[Written task]
Repeat every record below exactly, omitting any pictures.

[Provided material]

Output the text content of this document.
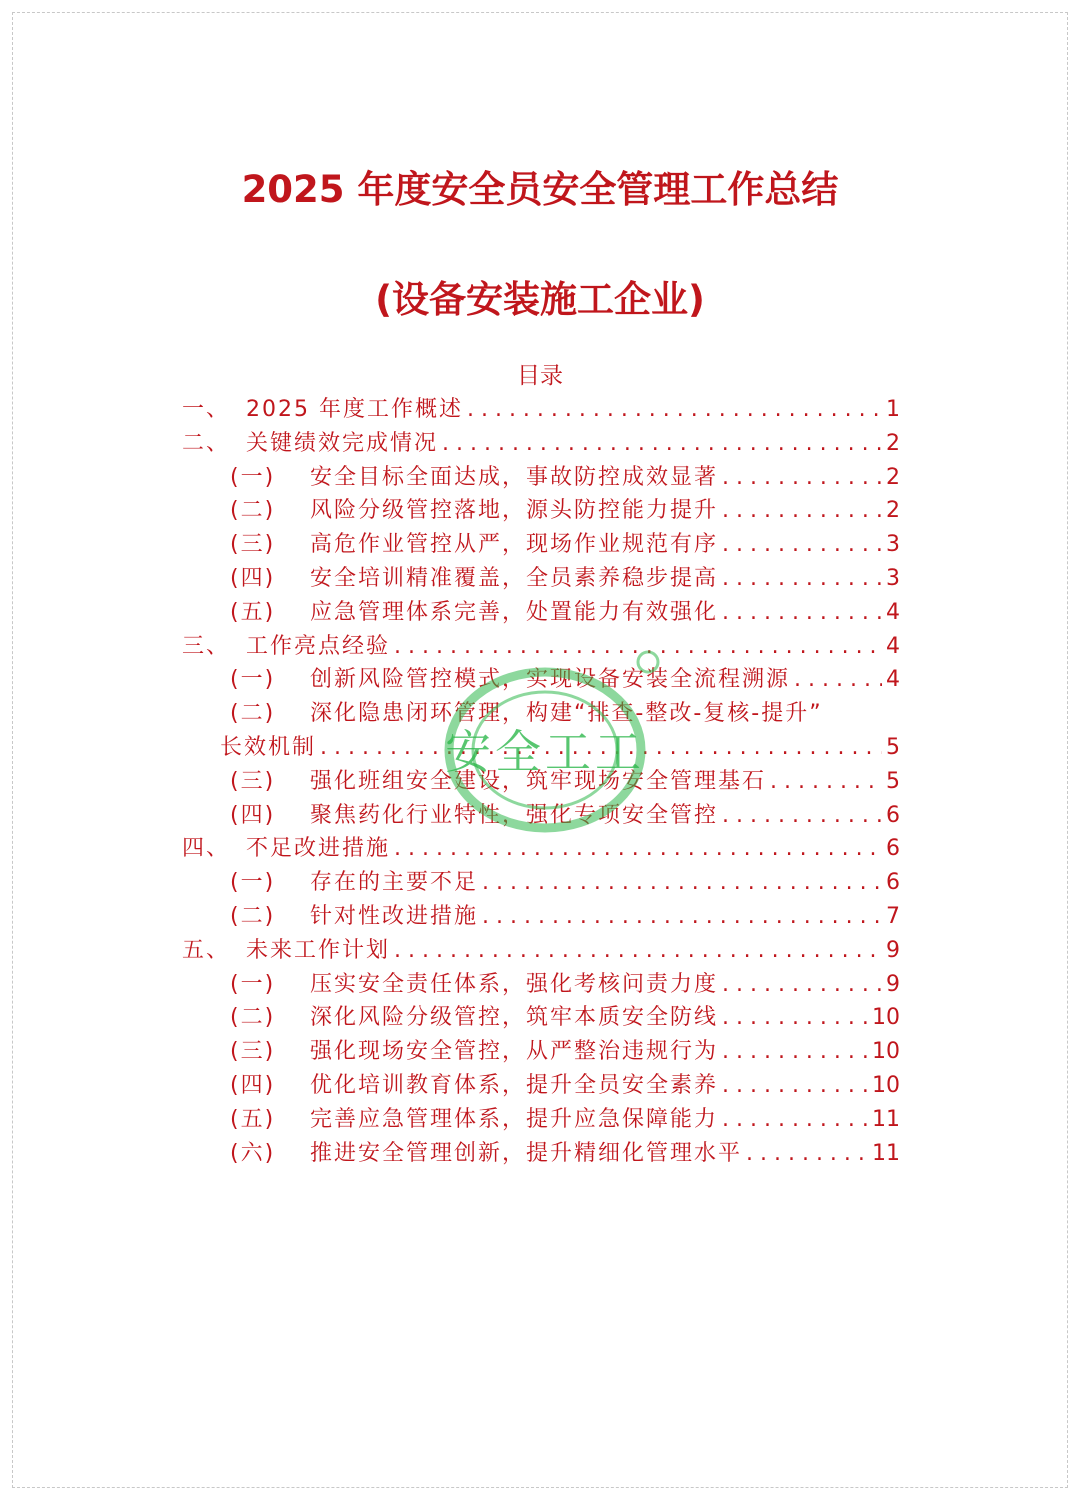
2025 年度安全员安全管理工作总结
(设备安装施工企业)
目录
一、 2025 年度工作概述 . . .	1
二、 关键绩效完成情况 . . .	2
(一)	安全目标全面达成，事故防控成效显著 . . .	2
(二)	风险分级管控落地，源头防控能力提升 . . .	2
(三)	高危作业管控从严，现场作业规范有序 . . .	3
(四)	安全培训精准覆盖，全员素养稳步提高 . . .	3
(五)	应急管理体系完善，处置能力有效强化 . . .	4
三、 工作亮点经验 . . .	4
(一)	创新风险管控模式，实现设备安装全流程溯源 . . .	4
(二)	深化隐患闭环管理，构建“排查-整改-复核-提升”
长效机制 . . .	5
(三)	强化班组安全建设，筑牢现场安全管理基石 . . .	5
(四)	聚焦药化行业特性，强化专项安全管控 . . .	6
四、 不足改进措施 . . .	6
(一)	存在的主要不足 . . .	6
(二)	针对性改进措施 . . .	7
五、 未来工作计划 . . .	9
(一)	压实安全责任体系，强化考核问责力度 . . .	9
(二)	深化风险分级管控，筑牢本质安全防线 . . .	10
(三)	强化现场安全管控，从严整治违规行为 . . .	10
(四)	优化培训教育体系，提升全员安全素养 . . .	10
(五)	完善应急管理体系，提升应急保障能力 . . .	11
(六)	推进安全管理创新，提升精细化管理水平 . . .	11
安全工工
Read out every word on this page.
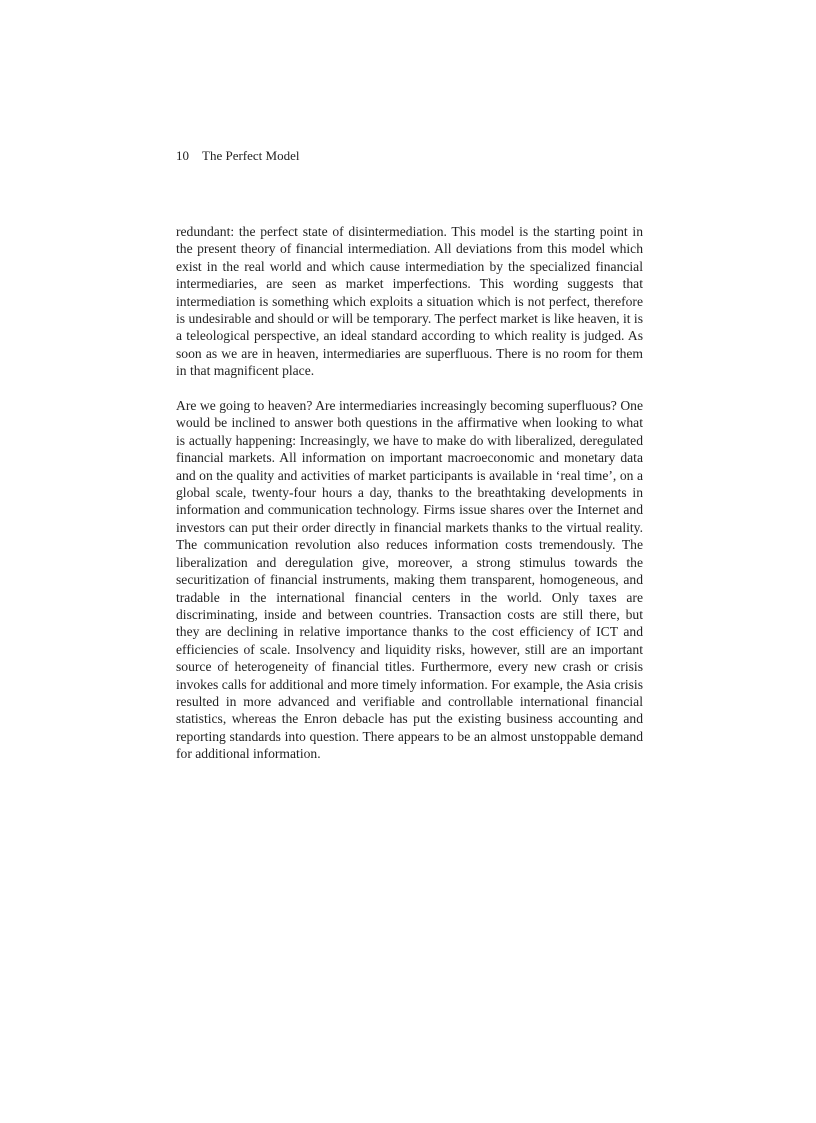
10 The Perfect Model

redundant: the perfect state of disintermediation. This model is the starting point in the present theory of financial intermediation. All deviations from this model which exist in the real world and which cause intermediation by the specialized financial intermediaries, are seen as market imperfections. This wording suggests that intermediation is something which exploits a situation which is not perfect, therefore is undesirable and should or will be temporary. The perfect market is like heaven, it is a teleological perspective, an ideal standard according to which reality is judged. As soon as we are in heaven, intermediaries are superfluous. There is no room for them in that magnificent place.

Are we going to heaven? Are intermediaries increasingly becoming superfluous? One would be inclined to answer both questions in the affirmative when looking to what is actually happening: Increasingly, we have to make do with liberalized, deregulated financial markets. All information on important macroeconomic and monetary data and on the quality and activities of market participants is available in ‘real time’, on a global scale, twenty-four hours a day, thanks to the breathtaking developments in information and communication technology. Firms issue shares over the Internet and investors can put their order directly in financial markets thanks to the virtual reality. The communication revolution also reduces information costs tremendously. The liberalization and deregulation give, moreover, a strong stimulus towards the securitization of financial instruments, making them transparent, homogeneous, and tradable in the international financial centers in the world. Only taxes are discriminating, inside and between countries. Transaction costs are still there, but they are declining in relative importance thanks to the cost efficiency of ICT and efficiencies of scale. Insolvency and liquidity risks, however, still are an important source of heterogeneity of financial titles. Furthermore, every new crash or crisis invokes calls for additional and more timely information. For example, the Asia crisis resulted in more advanced and verifiable and controllable international financial statistics, whereas the Enron debacle has put the existing business accounting and reporting standards into question. There appears to be an almost unstoppable demand for additional information.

[Correct output]
Output the text content of this document.
2025 年度安全员安全管理工作总结
(设备安装施工企业)
目录
一、 2025 年度工作概述 . . .	1
二、 关键绩效完成情况 . . .	2
(一)	安全目标全面达成，事故防控成效显著 . . .	2
(二)	风险分级管控落地，源头防控能力提升 . . .	2
(三)	高危作业管控从严，现场作业规范有序 . . .	3
(四)	安全培训精准覆盖，全员素养稳步提高 . . .	3
(五)	应急管理体系完善，处置能力有效强化 . . .	4
三、 工作亮点经验 . . .	4
(一)	创新风险管控模式，实现设备安装全流程溯源 . . .	4
(二)	深化隐患闭环管理，构建“排查-整改-复核-提升”
长效机制 . . .	5
(三)	强化班组安全建设，筑牢现场安全管理基石 . . .	5
(四)	聚焦药化行业特性，强化专项安全管控 . . .	6
四、 不足改进措施 . . .	6
(一)	存在的主要不足 . . .	6
(二)	针对性改进措施 . . .	7
五、 未来工作计划 . . .	9
(一)	压实安全责任体系，强化考核问责力度 . . .	9
(二)	深化风险分级管控，筑牢本质安全防线 . . .	10
(三)	强化现场安全管控，从严整治违规行为 . . .	10
(四)	优化培训教育体系，提升全员安全素养 . . .	10
(五)	完善应急管理体系，提升应急保障能力 . . .	11
(六)	推进安全管理创新，提升精细化管理水平 . . .	11
安全工工
Read out every word on this page.
10 The Perfect Model

redundant: the perfect state of disintermediation. This model is the starting point in the present theory of financial intermediation. All deviations from this model which exist in the real world and which cause intermediation by the specialized financial intermediaries, are seen as market imperfections. This wording suggests that intermediation is something which exploits a situation which is not perfect, therefore is undesirable and should or will be temporary. The perfect market is like heaven, it is a teleological perspective, an ideal standard according to which reality is judged. As soon as we are in heaven, intermediaries are superfluous. There is no room for them in that magnificent place.

Are we going to heaven? Are intermediaries increasingly becoming superfluous? One would be inclined to answer both questions in the affirmative when looking to what is actually happening: Increasingly, we have to make do with liberalized, deregulated financial markets. All information on important macroeconomic and monetary data and on the quality and activities of market participants is available in ‘real time’, on a global scale, twenty-four hours a day, thanks to the breathtaking developments in information and communication technology. Firms issue shares over the Internet and investors can put their order directly in financial markets thanks to the virtual reality. The communication revolution also reduces information costs tremendously. The liberalization and deregulation give, moreover, a strong stimulus towards the securitization of financial instruments, making them transparent, homogeneous, and tradable in the international financial centers in the world. Only taxes are discriminating, inside and between countries. Transaction costs are still there, but they are declining in relative importance thanks to the cost efficiency of ICT and efficiencies of scale. Insolvency and liquidity risks, however, still are an important source of heterogeneity of financial titles. Furthermore, every new crash or crisis invokes calls for additional and more timely information. For example, the Asia crisis resulted in more advanced and verifiable and controllable international financial statistics, whereas the Enron debacle has put the existing business accounting and reporting standards into question. There appears to be an almost unstoppable demand for additional information.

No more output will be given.